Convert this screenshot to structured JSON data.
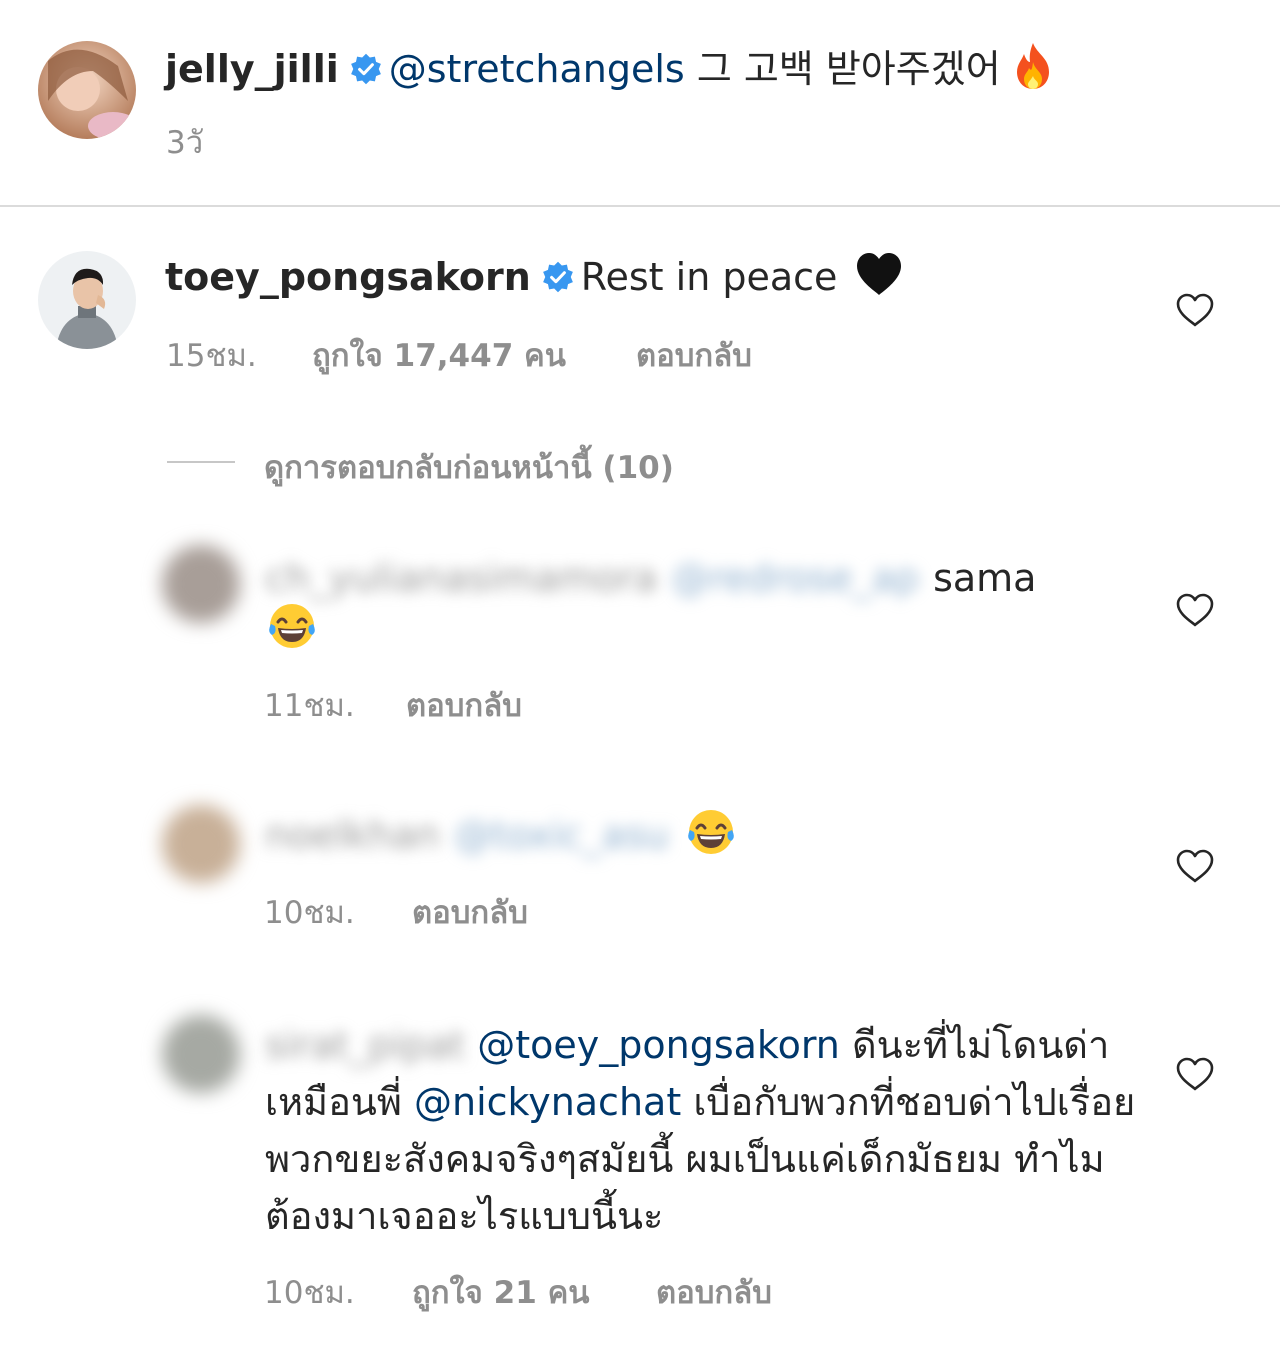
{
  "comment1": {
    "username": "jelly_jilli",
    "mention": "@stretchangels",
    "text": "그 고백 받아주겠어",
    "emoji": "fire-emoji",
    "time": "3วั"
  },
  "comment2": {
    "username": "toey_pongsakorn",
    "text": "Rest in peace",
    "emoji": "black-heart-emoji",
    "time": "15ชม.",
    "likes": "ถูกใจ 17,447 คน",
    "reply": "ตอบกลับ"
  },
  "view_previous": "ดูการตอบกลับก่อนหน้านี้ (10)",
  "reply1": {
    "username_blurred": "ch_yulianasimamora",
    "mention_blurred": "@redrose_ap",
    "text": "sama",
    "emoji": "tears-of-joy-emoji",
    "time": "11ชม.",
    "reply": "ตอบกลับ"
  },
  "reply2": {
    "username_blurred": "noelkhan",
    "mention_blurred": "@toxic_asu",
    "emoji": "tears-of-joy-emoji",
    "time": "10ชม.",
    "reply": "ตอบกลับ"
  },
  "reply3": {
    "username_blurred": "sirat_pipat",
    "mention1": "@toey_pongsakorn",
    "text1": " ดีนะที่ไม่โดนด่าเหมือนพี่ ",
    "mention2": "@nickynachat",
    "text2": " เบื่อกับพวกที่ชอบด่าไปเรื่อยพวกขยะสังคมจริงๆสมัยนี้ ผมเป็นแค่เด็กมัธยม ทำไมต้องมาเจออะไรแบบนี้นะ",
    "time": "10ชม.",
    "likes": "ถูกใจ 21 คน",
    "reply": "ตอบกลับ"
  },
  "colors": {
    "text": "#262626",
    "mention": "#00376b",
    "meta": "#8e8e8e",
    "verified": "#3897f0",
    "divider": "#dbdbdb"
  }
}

▸ Written request
From the material above, reproduce everything verbatim except the pictures.

▸ Correct answer
Convert this screenshot to structured JSON data.
{
  "comment1": {
    "username": "jelly_jilli",
    "mention": "@stretchangels",
    "text": "그 고백 받아주겠어",
    "emoji": "fire-emoji",
    "time": "3วั"
  },
  "comment2": {
    "username": "toey_pongsakorn",
    "text": "Rest in peace",
    "emoji": "black-heart-emoji",
    "time": "15ชม.",
    "likes": "ถูกใจ 17,447 คน",
    "reply": "ตอบกลับ"
  },
  "view_previous": "ดูการตอบกลับก่อนหน้านี้ (10)",
  "reply1": {
    "username_blurred": "ch_yulianasimamora",
    "mention_blurred": "@redrose_ap",
    "text": "sama",
    "emoji": "tears-of-joy-emoji",
    "time": "11ชม.",
    "reply": "ตอบกลับ"
  },
  "reply2": {
    "username_blurred": "noelkhan",
    "mention_blurred": "@toxic_asu",
    "emoji": "tears-of-joy-emoji",
    "time": "10ชม.",
    "reply": "ตอบกลับ"
  },
  "reply3": {
    "username_blurred": "sirat_pipat",
    "mention1": "@toey_pongsakorn",
    "text1": " ดีนะที่ไม่โดนด่าเหมือนพี่ ",
    "mention2": "@nickynachat",
    "text2": " เบื่อกับพวกที่ชอบด่าไปเรื่อยพวกขยะสังคมจริงๆสมัยนี้ ผมเป็นแค่เด็กมัธยม ทำไมต้องมาเจออะไรแบบนี้นะ",
    "time": "10ชม.",
    "likes": "ถูกใจ 21 คน",
    "reply": "ตอบกลับ"
  },
  "colors": {
    "text": "#262626",
    "mention": "#00376b",
    "meta": "#8e8e8e",
    "verified": "#3897f0",
    "divider": "#dbdbdb"
  }
}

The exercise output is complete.